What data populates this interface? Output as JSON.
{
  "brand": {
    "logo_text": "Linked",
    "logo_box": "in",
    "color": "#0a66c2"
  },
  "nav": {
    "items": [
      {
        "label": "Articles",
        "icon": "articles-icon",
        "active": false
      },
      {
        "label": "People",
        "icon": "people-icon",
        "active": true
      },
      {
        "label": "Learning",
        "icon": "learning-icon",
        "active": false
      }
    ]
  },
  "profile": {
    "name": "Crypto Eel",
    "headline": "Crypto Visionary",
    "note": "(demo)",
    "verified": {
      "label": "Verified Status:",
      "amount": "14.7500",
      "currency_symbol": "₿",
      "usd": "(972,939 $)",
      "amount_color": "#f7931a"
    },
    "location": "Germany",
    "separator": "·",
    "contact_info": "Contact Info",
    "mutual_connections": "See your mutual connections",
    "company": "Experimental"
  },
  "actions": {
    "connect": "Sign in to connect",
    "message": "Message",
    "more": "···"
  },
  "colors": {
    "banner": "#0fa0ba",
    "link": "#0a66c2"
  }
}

___

§ **GOAL OF THE EXERCISE**
Pick out the lines that have the word "Crypto". Copy them all.

§ **SOLUTION**
    "name": "Crypto Eel",
    "headline": "Crypto Visionary",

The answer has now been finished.